Exercise objective » Using the data beneath, show every line that includes the word "документов".

## Begin Given entries

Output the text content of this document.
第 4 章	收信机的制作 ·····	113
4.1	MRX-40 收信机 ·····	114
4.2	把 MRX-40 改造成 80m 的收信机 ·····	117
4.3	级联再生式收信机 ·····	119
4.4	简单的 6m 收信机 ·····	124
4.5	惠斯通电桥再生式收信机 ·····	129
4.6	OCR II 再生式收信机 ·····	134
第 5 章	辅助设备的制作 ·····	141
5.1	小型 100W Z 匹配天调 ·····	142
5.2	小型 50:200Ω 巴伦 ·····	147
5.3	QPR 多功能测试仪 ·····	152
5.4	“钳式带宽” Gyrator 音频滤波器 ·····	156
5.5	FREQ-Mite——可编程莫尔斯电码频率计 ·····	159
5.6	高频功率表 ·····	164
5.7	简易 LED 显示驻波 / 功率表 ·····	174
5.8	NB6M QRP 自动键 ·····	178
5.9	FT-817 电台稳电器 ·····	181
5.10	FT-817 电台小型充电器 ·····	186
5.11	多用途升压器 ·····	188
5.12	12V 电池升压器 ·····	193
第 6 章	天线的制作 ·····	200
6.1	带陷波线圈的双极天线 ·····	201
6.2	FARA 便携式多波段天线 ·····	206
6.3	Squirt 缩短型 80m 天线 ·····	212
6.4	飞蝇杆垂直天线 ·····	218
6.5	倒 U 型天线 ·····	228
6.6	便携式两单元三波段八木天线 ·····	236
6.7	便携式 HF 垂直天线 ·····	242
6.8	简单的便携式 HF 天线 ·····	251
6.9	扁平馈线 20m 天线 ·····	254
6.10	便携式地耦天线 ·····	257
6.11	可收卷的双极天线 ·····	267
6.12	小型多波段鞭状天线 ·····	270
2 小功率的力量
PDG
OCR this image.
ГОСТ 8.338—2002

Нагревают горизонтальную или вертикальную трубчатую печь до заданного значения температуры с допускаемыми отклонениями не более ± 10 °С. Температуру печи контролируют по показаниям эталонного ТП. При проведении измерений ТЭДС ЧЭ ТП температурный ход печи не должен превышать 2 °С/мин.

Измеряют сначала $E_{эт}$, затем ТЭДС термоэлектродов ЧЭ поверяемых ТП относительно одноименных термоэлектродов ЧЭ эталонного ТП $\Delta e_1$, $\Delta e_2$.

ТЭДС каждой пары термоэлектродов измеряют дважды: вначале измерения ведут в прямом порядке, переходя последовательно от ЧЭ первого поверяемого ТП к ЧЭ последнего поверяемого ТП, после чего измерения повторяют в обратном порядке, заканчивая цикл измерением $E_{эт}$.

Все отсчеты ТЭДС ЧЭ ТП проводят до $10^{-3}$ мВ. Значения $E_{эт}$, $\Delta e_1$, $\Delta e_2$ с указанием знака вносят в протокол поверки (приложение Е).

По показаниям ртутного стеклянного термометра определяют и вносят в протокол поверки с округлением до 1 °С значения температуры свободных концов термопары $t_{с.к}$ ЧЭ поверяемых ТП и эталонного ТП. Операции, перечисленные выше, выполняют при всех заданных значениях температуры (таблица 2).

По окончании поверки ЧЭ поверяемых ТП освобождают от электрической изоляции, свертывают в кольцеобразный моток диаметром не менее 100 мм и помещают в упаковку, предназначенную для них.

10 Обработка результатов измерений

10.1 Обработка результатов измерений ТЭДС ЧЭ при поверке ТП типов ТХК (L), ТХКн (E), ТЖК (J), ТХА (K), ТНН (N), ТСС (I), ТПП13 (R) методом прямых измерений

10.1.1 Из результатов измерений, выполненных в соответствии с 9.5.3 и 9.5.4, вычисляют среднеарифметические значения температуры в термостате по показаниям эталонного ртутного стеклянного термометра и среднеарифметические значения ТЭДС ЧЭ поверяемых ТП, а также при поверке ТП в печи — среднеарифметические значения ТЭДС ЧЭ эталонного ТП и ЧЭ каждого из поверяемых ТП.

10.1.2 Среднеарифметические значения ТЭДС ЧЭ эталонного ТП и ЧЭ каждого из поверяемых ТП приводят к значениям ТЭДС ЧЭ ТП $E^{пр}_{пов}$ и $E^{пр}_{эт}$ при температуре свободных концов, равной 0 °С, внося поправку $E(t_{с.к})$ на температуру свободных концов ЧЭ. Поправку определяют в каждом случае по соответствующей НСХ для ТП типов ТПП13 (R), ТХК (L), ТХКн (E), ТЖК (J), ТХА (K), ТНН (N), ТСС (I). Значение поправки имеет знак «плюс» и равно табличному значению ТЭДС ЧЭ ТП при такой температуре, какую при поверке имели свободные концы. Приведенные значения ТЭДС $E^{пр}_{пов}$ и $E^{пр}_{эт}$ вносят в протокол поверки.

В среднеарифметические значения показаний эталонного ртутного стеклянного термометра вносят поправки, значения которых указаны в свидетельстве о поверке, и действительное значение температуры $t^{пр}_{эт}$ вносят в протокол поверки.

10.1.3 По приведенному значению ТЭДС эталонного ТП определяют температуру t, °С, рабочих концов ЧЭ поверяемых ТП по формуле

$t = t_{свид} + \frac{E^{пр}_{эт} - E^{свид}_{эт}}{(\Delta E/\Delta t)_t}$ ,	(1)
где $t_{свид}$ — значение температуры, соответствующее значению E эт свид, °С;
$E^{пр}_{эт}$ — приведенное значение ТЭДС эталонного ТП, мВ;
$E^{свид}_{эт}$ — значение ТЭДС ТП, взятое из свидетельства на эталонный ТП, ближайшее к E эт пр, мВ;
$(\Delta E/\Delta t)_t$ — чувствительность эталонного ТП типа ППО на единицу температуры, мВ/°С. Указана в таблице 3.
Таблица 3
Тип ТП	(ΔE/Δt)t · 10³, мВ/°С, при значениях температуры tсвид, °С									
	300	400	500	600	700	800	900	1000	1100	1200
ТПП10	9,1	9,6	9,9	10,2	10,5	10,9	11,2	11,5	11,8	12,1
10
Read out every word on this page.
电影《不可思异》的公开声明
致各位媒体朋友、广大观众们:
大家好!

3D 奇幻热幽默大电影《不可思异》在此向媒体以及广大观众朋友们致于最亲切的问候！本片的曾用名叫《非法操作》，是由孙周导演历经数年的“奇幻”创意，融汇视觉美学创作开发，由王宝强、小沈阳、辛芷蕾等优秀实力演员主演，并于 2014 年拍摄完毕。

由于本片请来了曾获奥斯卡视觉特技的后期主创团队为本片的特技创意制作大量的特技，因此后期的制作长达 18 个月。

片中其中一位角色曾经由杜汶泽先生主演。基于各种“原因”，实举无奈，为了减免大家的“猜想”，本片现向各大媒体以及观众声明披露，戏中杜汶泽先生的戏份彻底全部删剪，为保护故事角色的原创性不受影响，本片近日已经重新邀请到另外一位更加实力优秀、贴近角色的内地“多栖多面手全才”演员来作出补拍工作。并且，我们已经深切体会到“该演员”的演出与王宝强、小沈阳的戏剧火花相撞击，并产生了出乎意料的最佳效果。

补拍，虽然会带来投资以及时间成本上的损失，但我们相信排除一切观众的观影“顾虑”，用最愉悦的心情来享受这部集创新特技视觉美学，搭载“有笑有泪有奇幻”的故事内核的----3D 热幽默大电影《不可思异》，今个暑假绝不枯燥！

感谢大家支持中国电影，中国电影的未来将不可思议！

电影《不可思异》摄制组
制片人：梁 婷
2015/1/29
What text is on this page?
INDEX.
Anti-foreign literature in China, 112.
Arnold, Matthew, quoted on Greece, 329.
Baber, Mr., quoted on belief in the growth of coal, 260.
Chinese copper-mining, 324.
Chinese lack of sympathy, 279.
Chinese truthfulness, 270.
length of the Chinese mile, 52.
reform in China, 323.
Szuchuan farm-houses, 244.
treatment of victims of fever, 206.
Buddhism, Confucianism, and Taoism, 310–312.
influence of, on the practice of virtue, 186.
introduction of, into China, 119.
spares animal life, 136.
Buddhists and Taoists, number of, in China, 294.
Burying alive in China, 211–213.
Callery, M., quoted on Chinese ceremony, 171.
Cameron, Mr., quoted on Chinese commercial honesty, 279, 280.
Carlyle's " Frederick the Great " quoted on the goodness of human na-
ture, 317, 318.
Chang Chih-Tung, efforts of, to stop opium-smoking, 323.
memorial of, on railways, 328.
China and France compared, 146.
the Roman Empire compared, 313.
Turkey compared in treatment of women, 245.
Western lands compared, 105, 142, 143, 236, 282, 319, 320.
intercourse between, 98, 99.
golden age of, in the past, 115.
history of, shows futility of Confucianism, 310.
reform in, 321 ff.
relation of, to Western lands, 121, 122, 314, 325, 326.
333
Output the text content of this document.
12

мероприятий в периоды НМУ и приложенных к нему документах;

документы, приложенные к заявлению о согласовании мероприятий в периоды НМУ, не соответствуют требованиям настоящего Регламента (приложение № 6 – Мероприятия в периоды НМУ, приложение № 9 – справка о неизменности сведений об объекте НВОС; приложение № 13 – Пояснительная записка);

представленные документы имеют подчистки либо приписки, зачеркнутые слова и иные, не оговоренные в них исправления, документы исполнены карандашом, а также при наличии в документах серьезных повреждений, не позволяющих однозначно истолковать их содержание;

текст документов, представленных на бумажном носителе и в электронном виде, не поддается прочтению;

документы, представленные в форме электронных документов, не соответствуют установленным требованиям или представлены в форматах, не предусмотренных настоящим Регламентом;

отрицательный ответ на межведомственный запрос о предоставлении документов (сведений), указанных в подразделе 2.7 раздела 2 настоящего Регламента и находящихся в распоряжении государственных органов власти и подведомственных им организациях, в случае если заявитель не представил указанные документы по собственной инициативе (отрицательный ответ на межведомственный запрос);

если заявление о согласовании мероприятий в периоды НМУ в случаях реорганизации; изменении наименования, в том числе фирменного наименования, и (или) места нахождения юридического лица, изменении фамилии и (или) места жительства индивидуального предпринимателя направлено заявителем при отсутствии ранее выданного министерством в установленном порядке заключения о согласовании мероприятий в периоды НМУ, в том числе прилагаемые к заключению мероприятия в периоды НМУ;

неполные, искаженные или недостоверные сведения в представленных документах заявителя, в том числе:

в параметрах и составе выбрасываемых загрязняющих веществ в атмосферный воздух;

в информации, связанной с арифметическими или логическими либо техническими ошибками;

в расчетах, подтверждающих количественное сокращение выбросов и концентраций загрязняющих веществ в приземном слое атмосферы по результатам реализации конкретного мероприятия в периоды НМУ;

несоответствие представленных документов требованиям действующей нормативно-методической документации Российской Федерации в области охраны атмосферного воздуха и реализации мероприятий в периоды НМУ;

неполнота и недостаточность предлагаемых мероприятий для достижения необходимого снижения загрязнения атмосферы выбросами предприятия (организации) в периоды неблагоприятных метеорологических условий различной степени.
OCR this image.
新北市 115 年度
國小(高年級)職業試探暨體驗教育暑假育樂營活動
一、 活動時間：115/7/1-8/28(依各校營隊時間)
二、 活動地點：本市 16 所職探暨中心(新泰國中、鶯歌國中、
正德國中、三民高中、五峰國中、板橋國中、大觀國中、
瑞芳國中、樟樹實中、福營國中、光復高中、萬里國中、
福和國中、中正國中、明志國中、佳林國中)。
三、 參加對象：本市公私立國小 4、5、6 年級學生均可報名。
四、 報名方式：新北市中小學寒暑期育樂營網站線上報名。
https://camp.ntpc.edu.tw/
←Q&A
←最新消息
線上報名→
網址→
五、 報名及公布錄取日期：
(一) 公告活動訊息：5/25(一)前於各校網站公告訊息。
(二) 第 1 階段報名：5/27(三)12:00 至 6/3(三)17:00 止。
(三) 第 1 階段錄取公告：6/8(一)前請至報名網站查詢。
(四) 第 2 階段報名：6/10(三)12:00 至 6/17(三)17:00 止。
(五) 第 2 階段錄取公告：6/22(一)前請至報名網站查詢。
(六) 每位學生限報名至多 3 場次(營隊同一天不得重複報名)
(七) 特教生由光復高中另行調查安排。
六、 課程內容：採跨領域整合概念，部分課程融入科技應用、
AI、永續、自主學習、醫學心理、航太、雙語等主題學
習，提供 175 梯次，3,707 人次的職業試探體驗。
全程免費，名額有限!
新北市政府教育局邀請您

## End Given entries

Final answer »
текст документов, представленных на бумажном носителе и в электронном виде, не поддается прочтению;
документы, представленные в форме электронных документов, не соответствуют установленным требованиям или представлены в форматах, не предусмотренных настоящим Регламентом;
отрицательный ответ на межведомственный запрос о предоставлении документов (сведений), указанных в подразделе 2.7 раздела 2 настоящего Регламента и находящихся в распоряжении государственных органов власти и подведомственных им организациях, в случае если заявитель не представил указанные документы по собственной инициативе (отрицательный ответ на межведомственный запрос);
несоответствие представленных документов требованиям действующей нормативно-методической документации Российской Федерации в области охраны атмосферного воздуха и реализации мероприятий в периоды НМУ;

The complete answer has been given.